— begin DATASET RECORDS —

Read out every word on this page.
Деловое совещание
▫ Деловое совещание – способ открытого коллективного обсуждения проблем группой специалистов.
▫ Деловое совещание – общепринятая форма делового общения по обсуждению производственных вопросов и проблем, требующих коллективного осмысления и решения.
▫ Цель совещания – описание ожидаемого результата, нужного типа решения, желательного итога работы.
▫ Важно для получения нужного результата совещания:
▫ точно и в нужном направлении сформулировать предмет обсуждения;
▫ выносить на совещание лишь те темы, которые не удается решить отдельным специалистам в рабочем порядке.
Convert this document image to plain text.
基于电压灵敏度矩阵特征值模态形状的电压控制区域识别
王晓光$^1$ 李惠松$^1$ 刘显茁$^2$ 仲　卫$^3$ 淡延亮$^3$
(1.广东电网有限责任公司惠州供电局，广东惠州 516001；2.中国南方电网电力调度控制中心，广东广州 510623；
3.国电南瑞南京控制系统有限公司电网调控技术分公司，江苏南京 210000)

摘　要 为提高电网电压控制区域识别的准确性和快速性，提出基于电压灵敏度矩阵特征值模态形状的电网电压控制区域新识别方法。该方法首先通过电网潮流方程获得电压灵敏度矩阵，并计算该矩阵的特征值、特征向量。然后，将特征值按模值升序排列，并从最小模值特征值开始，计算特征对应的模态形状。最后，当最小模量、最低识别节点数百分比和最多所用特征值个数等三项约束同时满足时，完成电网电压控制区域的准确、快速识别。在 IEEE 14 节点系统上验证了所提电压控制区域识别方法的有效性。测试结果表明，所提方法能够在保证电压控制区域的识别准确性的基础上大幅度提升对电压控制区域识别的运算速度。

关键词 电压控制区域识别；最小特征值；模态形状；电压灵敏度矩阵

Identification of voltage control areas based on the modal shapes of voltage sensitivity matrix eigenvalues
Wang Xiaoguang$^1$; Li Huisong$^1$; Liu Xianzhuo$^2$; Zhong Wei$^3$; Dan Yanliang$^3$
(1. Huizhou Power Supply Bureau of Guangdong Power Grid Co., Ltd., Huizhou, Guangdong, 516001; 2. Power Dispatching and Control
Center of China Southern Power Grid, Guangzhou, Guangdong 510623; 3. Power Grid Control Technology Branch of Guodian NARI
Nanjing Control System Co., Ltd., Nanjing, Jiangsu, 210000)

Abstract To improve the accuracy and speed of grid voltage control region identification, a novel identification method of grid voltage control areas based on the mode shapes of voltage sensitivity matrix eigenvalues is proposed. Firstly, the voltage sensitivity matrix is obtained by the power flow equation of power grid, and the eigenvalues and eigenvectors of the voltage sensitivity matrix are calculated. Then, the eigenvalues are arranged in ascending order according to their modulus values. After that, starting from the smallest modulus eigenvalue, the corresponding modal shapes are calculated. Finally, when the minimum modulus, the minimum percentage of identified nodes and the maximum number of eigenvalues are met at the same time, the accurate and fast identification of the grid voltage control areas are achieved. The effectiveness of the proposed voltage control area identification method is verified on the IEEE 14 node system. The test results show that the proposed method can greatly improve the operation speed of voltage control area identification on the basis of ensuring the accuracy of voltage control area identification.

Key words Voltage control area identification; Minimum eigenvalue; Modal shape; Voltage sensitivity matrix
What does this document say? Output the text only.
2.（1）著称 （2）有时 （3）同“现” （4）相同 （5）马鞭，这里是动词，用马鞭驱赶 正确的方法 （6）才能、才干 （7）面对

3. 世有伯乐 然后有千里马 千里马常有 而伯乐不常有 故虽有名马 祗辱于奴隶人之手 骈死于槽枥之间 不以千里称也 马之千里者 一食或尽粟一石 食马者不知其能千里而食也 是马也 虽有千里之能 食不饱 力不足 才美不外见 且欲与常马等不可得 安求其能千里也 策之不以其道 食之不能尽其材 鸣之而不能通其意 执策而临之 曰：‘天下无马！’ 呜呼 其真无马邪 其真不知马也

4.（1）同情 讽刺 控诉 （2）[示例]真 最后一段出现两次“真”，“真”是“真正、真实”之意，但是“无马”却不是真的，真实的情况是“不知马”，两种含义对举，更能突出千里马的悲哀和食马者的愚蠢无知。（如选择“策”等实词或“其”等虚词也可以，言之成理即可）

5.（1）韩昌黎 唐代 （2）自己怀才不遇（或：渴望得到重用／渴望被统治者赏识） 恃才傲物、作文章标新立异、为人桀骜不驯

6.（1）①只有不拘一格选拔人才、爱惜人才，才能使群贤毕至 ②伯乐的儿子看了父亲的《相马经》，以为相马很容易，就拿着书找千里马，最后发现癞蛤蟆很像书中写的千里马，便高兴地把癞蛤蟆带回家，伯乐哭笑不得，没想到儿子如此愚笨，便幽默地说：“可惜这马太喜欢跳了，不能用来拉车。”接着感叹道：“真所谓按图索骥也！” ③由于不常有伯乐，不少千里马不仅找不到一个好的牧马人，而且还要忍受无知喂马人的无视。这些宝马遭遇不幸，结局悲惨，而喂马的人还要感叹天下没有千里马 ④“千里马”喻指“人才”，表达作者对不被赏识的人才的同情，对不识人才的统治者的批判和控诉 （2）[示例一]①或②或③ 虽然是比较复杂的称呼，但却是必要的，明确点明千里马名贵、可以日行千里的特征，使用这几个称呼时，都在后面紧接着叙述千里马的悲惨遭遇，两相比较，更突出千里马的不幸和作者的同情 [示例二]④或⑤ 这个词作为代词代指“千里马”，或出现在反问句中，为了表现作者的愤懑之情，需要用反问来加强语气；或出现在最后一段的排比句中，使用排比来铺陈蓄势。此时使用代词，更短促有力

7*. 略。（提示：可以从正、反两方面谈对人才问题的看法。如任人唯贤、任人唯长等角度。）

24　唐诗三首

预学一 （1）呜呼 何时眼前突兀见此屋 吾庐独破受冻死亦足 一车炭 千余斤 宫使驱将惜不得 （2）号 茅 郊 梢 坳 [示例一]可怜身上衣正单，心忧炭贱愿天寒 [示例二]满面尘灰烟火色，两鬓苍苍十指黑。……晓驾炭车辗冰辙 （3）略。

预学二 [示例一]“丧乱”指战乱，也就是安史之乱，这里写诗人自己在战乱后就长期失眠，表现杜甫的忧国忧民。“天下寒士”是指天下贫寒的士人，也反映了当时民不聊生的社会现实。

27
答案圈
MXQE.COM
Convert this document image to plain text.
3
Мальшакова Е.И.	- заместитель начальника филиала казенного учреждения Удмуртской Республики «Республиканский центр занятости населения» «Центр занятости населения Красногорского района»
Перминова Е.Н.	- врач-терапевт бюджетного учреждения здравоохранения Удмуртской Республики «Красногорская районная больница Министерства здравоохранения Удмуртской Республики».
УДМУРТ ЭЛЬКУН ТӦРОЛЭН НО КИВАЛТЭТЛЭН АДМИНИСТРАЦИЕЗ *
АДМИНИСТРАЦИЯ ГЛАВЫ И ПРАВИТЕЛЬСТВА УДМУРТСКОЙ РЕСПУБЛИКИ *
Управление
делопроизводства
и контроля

— end DATASET RECORDS —

### PROBLEM DETAILS
Report each line in the data that holds the word "совещания".

### THE OUTPUT
▫ Цель совещания – описание ожидаемого результата, нужного типа решения, желательного итога работы.
▫ Важно для получения нужного результата совещания:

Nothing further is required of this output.